• DIRECTIONS: Can you give back only the records between the lines holding "checkbox[interactable] — [48, 1771, 88, 1810]" and "checkbox[interactable] — [48, 1252, 88, 1291]", inclusive, with every "option-label" changed to "choice-label" and everything else unchanged?

• RECORD EXTRACTS:
- - - -

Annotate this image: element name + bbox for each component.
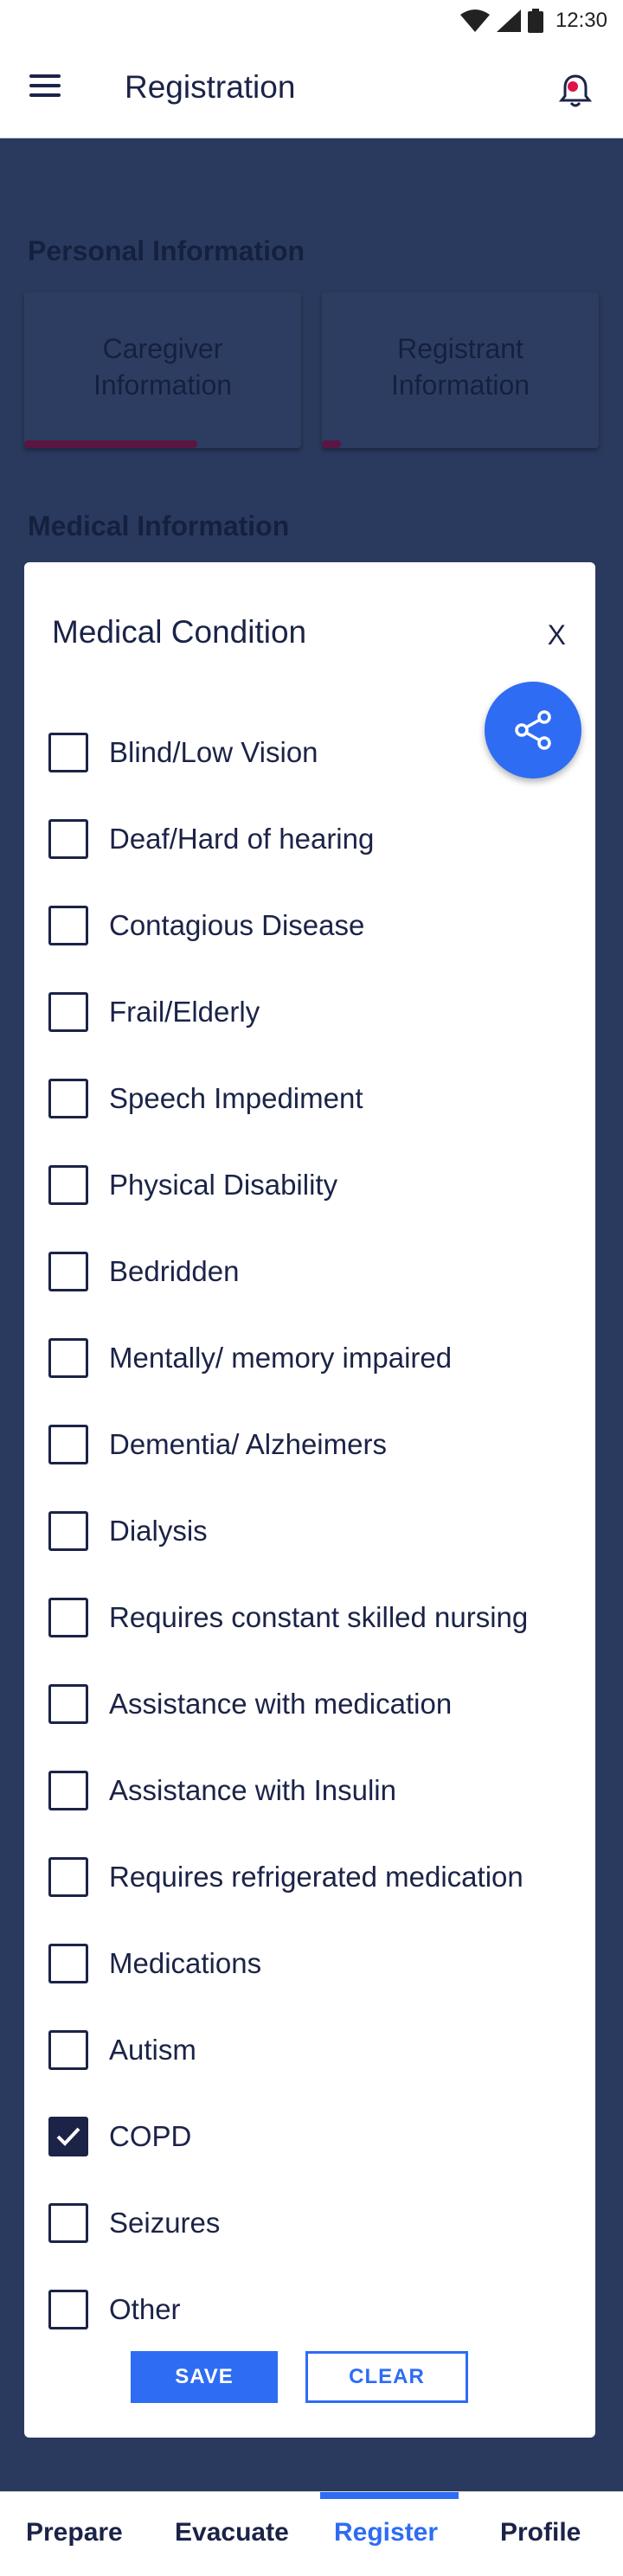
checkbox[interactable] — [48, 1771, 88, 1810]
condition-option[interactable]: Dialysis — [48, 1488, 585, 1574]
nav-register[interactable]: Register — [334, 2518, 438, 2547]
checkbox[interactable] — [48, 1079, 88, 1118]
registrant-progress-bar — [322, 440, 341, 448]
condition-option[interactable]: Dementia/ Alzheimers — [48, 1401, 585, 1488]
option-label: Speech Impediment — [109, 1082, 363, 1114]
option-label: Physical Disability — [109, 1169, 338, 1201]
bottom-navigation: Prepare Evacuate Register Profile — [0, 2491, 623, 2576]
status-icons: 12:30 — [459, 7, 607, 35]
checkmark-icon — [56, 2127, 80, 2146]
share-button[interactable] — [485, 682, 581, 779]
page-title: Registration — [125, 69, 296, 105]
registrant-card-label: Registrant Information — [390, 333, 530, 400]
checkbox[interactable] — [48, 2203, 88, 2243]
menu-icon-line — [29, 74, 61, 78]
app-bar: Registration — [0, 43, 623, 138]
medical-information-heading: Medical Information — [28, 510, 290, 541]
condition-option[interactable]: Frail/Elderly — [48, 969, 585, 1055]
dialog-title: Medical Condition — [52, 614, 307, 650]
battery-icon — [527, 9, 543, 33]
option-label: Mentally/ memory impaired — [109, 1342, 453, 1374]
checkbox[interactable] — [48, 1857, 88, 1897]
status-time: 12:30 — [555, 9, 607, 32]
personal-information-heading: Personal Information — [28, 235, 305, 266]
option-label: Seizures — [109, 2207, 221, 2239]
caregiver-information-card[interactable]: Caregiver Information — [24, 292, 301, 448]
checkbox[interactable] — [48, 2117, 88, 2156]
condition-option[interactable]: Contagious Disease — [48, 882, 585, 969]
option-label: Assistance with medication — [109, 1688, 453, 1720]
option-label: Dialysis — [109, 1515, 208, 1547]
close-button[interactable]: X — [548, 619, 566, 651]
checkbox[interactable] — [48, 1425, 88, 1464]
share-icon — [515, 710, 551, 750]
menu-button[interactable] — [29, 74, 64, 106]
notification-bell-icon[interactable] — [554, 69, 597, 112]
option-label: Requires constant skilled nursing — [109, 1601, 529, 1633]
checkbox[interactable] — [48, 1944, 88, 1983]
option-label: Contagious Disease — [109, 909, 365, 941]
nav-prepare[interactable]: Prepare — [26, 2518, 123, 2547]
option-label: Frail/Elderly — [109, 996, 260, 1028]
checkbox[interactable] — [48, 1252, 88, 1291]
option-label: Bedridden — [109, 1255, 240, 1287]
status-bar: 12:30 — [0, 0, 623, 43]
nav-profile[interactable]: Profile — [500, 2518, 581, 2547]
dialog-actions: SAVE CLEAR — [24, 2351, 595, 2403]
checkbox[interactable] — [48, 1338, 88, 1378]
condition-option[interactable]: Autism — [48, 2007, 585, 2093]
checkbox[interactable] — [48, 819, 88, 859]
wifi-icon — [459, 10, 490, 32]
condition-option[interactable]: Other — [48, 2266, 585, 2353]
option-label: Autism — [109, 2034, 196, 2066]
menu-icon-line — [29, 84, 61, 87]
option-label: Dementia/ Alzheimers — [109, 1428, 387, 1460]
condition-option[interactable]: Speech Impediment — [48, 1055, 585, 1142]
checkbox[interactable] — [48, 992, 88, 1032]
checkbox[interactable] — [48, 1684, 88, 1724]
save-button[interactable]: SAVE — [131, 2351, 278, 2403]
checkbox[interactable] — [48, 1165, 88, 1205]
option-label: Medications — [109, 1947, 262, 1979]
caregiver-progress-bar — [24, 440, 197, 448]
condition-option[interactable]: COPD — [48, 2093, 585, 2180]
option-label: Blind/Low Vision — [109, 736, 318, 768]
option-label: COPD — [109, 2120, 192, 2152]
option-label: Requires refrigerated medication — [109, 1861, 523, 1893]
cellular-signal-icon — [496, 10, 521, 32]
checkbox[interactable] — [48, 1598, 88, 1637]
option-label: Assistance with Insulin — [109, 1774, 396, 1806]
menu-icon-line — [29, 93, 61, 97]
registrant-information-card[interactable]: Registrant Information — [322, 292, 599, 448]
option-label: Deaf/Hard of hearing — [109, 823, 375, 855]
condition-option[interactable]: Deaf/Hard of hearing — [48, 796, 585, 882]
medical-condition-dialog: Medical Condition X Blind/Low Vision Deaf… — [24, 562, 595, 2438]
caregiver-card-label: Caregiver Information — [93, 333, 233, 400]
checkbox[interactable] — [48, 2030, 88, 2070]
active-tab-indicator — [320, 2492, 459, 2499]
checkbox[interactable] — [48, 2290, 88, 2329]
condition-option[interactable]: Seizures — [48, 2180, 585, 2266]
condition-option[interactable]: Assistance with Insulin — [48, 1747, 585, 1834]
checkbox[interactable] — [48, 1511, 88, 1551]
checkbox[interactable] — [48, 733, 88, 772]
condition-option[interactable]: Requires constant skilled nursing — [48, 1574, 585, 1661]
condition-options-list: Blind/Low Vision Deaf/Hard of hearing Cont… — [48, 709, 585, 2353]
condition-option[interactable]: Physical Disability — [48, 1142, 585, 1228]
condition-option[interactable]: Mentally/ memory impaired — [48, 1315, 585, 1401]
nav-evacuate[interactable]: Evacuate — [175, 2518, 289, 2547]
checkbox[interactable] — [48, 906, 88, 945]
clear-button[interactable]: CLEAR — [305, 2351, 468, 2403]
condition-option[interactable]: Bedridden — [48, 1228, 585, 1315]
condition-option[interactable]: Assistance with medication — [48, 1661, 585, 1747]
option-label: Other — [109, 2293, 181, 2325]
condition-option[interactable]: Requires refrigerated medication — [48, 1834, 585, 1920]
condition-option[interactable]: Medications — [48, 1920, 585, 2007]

- - - -

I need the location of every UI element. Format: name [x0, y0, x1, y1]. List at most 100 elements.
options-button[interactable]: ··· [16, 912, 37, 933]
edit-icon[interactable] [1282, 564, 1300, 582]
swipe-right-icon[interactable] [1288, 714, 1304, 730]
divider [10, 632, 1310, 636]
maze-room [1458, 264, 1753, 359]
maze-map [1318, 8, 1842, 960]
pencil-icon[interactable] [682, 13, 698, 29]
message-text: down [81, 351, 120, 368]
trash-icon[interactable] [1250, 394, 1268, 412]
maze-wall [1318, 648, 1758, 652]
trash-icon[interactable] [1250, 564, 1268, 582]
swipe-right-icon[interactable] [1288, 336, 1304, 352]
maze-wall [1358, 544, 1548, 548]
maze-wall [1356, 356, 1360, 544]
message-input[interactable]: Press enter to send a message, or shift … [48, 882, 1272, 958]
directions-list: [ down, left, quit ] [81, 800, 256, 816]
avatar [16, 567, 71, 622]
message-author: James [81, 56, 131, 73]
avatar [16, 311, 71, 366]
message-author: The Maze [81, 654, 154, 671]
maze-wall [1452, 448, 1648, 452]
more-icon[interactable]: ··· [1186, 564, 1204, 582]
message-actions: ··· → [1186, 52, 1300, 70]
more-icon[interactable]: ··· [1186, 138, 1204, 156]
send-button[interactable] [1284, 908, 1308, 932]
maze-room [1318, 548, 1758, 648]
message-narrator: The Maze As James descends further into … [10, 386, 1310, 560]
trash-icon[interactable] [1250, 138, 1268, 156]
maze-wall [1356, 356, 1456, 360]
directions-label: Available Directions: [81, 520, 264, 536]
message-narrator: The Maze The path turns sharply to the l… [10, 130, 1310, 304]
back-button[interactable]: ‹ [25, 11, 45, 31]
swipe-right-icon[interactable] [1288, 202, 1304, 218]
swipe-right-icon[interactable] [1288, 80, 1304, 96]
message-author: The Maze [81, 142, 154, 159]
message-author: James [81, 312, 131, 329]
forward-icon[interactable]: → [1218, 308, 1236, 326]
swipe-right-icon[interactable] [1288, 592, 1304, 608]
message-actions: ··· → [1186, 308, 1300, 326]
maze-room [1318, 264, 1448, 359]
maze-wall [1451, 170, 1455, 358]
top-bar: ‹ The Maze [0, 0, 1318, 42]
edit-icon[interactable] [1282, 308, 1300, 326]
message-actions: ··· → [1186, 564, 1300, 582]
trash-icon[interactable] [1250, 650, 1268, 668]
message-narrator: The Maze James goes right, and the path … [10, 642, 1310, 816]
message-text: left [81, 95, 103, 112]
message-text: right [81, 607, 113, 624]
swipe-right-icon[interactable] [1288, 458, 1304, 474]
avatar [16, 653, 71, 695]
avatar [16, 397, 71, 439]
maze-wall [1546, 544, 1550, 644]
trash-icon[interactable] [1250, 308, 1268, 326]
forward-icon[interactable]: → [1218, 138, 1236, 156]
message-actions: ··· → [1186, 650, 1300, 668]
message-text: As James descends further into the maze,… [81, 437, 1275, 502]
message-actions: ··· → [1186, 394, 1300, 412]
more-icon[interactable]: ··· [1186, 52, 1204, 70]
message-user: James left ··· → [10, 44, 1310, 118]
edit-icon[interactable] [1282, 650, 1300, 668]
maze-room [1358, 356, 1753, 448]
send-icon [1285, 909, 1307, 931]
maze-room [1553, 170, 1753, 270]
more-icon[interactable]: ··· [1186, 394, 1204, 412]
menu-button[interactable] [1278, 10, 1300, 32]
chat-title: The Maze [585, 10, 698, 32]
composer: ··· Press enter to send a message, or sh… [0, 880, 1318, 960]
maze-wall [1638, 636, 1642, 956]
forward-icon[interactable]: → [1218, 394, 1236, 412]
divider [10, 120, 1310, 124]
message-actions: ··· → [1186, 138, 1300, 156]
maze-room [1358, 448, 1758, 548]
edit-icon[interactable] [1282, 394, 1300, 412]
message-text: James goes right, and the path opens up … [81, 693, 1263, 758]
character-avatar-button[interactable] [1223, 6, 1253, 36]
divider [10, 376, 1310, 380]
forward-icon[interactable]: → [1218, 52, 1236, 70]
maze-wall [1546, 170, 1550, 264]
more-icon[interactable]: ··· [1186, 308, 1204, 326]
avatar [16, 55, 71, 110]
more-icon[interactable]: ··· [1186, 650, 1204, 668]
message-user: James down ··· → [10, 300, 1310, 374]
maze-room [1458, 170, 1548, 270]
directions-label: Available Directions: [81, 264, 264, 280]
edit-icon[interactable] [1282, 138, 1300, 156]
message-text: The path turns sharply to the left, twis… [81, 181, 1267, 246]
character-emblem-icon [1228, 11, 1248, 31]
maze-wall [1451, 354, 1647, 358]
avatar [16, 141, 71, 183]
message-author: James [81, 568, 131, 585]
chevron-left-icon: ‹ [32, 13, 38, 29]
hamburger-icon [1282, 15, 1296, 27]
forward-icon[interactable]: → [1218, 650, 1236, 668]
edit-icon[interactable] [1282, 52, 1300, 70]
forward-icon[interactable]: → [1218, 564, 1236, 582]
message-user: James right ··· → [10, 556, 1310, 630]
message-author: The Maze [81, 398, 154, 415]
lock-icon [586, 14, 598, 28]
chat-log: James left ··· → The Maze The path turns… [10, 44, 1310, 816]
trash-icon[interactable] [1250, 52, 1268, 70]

- - - -

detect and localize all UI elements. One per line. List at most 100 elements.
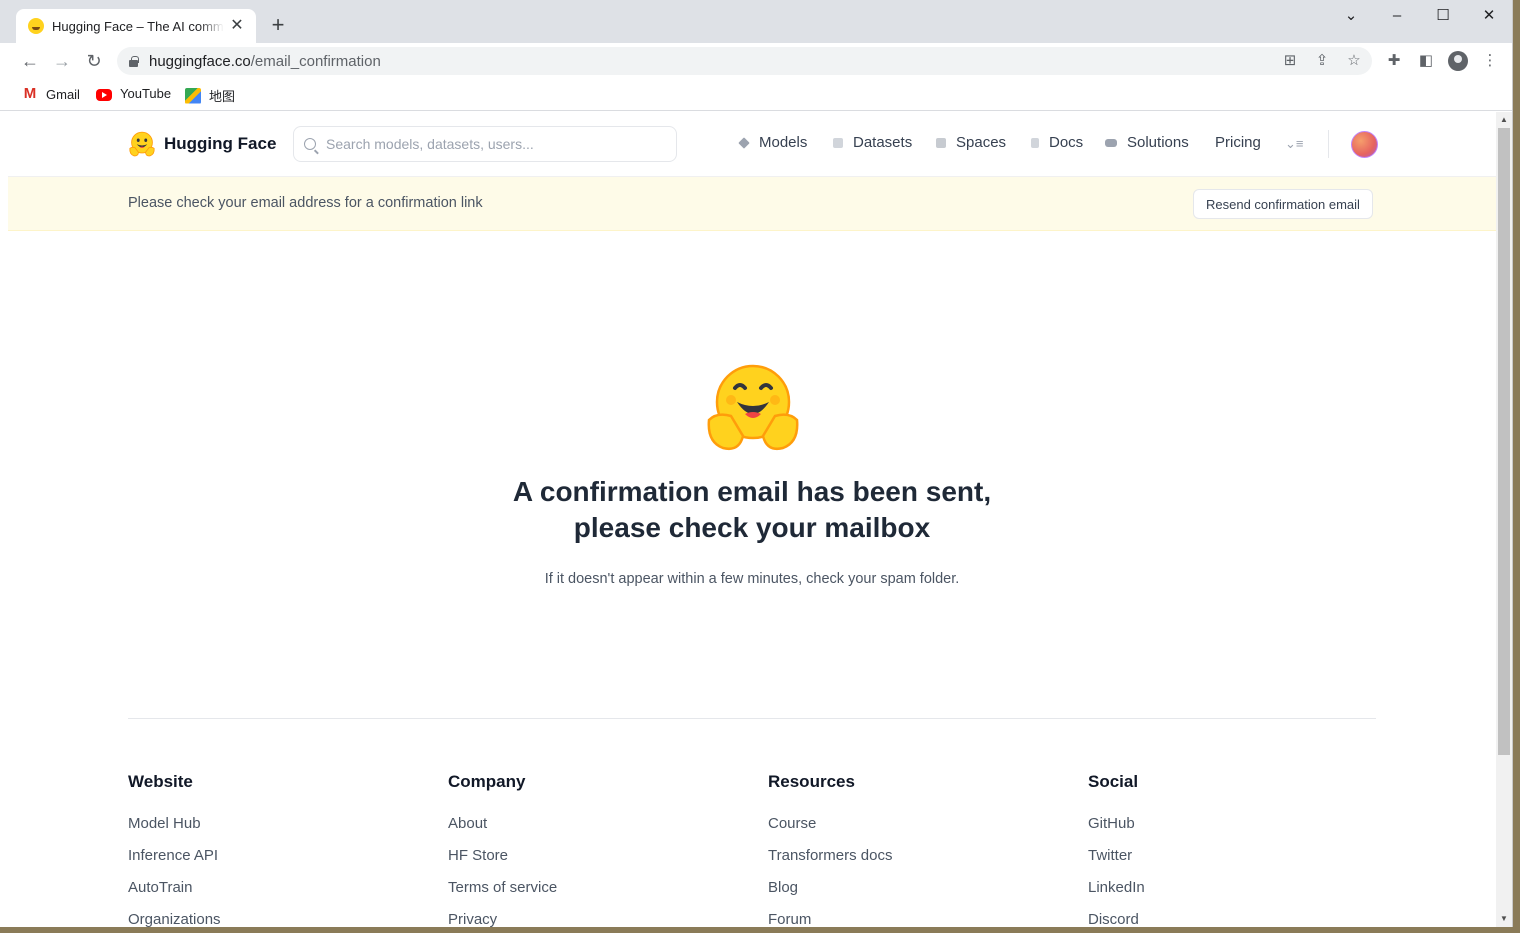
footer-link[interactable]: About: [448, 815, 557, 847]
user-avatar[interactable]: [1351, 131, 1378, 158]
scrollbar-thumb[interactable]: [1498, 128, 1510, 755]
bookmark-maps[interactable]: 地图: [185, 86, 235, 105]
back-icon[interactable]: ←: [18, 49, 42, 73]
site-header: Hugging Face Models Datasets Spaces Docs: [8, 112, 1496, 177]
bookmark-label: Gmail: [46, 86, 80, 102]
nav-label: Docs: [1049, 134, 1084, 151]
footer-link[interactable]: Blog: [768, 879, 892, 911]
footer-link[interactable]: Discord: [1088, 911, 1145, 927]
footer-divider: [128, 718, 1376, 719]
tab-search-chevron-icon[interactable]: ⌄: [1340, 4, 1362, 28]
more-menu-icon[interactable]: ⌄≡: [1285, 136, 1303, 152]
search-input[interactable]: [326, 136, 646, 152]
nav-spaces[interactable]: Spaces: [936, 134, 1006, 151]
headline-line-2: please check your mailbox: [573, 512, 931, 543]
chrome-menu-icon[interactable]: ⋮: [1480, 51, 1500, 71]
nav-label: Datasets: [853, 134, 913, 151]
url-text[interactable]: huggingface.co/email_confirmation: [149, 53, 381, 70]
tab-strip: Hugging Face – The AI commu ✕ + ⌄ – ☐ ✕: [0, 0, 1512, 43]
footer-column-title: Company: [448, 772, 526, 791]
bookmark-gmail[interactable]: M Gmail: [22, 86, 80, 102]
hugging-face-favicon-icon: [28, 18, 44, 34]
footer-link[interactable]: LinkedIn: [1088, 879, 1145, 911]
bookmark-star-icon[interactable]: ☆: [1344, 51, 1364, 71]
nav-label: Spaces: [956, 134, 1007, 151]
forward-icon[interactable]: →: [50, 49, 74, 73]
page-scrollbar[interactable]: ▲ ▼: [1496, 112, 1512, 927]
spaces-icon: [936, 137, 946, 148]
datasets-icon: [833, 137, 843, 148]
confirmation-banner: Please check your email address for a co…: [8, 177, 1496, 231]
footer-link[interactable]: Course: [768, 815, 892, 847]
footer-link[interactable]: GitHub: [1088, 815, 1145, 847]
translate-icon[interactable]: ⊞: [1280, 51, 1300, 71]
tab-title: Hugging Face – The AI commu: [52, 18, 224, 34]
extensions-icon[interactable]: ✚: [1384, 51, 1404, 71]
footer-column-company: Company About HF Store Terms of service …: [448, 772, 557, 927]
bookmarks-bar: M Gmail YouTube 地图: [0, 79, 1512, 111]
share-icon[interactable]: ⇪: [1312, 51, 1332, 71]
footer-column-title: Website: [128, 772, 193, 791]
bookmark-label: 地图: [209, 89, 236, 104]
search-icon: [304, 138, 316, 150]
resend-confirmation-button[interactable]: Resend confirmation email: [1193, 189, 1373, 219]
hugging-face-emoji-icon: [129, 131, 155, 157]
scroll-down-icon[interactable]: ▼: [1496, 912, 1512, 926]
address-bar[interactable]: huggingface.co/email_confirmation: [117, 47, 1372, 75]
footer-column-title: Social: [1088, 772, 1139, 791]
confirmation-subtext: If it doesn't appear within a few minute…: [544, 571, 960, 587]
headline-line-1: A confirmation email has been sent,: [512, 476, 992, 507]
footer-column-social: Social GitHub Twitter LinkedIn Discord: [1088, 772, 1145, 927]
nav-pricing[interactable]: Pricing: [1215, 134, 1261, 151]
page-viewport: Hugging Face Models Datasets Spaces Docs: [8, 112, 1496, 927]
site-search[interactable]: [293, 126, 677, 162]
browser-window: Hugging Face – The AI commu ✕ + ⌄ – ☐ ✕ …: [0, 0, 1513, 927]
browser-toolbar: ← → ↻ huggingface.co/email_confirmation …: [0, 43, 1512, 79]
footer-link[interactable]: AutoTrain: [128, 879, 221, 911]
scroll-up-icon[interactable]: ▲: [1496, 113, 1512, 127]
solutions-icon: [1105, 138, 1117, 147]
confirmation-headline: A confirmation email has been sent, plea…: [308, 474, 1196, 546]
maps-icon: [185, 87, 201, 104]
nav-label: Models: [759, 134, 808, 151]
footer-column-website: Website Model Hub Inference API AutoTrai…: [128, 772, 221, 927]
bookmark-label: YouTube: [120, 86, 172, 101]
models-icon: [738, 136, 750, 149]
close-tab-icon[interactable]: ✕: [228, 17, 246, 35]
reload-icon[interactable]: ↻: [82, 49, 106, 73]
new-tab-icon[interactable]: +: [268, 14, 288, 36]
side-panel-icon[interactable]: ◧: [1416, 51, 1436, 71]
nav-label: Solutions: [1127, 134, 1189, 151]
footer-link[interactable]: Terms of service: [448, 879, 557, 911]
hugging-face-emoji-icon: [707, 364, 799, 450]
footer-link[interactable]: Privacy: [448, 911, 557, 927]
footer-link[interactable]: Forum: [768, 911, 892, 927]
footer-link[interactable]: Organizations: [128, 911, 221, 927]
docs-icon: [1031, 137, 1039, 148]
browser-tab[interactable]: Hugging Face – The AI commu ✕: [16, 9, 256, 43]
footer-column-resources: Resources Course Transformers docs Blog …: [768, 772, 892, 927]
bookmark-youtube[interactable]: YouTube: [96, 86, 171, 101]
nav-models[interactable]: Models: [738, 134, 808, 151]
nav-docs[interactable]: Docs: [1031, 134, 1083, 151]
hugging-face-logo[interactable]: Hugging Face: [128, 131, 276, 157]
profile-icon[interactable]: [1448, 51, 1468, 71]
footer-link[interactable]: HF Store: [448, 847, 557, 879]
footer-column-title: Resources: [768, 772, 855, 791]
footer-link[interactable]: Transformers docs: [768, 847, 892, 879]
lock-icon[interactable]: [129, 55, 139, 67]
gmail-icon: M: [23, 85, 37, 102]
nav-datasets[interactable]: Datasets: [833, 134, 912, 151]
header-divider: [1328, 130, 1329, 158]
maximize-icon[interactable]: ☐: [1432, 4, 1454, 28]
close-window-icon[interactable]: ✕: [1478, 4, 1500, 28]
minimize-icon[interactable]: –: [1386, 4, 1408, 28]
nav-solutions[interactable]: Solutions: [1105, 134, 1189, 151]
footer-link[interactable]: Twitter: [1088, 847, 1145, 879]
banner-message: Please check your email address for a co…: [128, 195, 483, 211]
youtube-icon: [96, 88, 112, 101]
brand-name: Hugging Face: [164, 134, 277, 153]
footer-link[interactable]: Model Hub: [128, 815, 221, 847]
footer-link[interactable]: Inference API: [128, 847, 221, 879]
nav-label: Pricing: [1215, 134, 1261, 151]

- - - -

• FINISHED EXERCISE:
checkbox[interactable] — [48, 1771, 88, 1810]
condition-option[interactable]: Dialysis — [48, 1488, 585, 1574]
nav-register[interactable]: Register — [334, 2518, 438, 2547]
checkbox[interactable] — [48, 1079, 88, 1118]
registrant-progress-bar — [322, 440, 341, 448]
condition-option[interactable]: Dementia/ Alzheimers — [48, 1401, 585, 1488]
choice-label: Speech Impediment — [109, 1082, 363, 1114]
choice-label: Physical Disability — [109, 1169, 338, 1201]
bottom-navigation: Prepare Evacuate Register Profile — [0, 2491, 623, 2576]
status-icons: 12:30 — [459, 7, 607, 35]
checkmark-icon — [56, 2127, 80, 2146]
share-button[interactable] — [485, 682, 581, 779]
page-title: Registration — [125, 69, 296, 105]
registrant-card-label: Registrant Information — [390, 333, 530, 400]
checkbox[interactable] — [48, 2203, 88, 2243]
menu-icon-line — [29, 74, 61, 78]
app-bar: Registration — [0, 43, 623, 138]
medical-information-heading: Medical Information — [28, 510, 290, 541]
condition-option[interactable]: Frail/Elderly — [48, 969, 585, 1055]
dialog-title: Medical Condition — [52, 614, 307, 650]
battery-icon — [527, 9, 543, 33]
choice-label: Mentally/ memory impaired — [109, 1342, 453, 1374]
checkbox[interactable] — [48, 1857, 88, 1897]
status-time: 12:30 — [555, 9, 607, 32]
personal-information-heading: Personal Information — [28, 235, 305, 266]
choice-label: Seizures — [109, 2207, 221, 2239]
caregiver-information-card[interactable]: Caregiver Information — [24, 292, 301, 448]
checkbox[interactable] — [48, 2117, 88, 2156]
condition-option[interactable]: Contagious Disease — [48, 882, 585, 969]
choice-label: Assistance with medication — [109, 1688, 453, 1720]
choice-label: Dialysis — [109, 1515, 208, 1547]
close-button[interactable]: X — [548, 619, 566, 651]
checkbox[interactable] — [48, 1425, 88, 1464]
share-icon — [515, 710, 551, 750]
menu-button[interactable] — [29, 74, 64, 106]
notification-bell-icon[interactable] — [554, 69, 597, 112]
choice-label: Requires constant skilled nursing — [109, 1601, 529, 1633]
checkbox[interactable] — [48, 1944, 88, 1983]
choice-label: Contagious Disease — [109, 909, 365, 941]
nav-prepare[interactable]: Prepare — [26, 2518, 123, 2547]
choice-label: Frail/Elderly — [109, 996, 260, 1028]
checkbox[interactable] — [48, 1252, 88, 1291]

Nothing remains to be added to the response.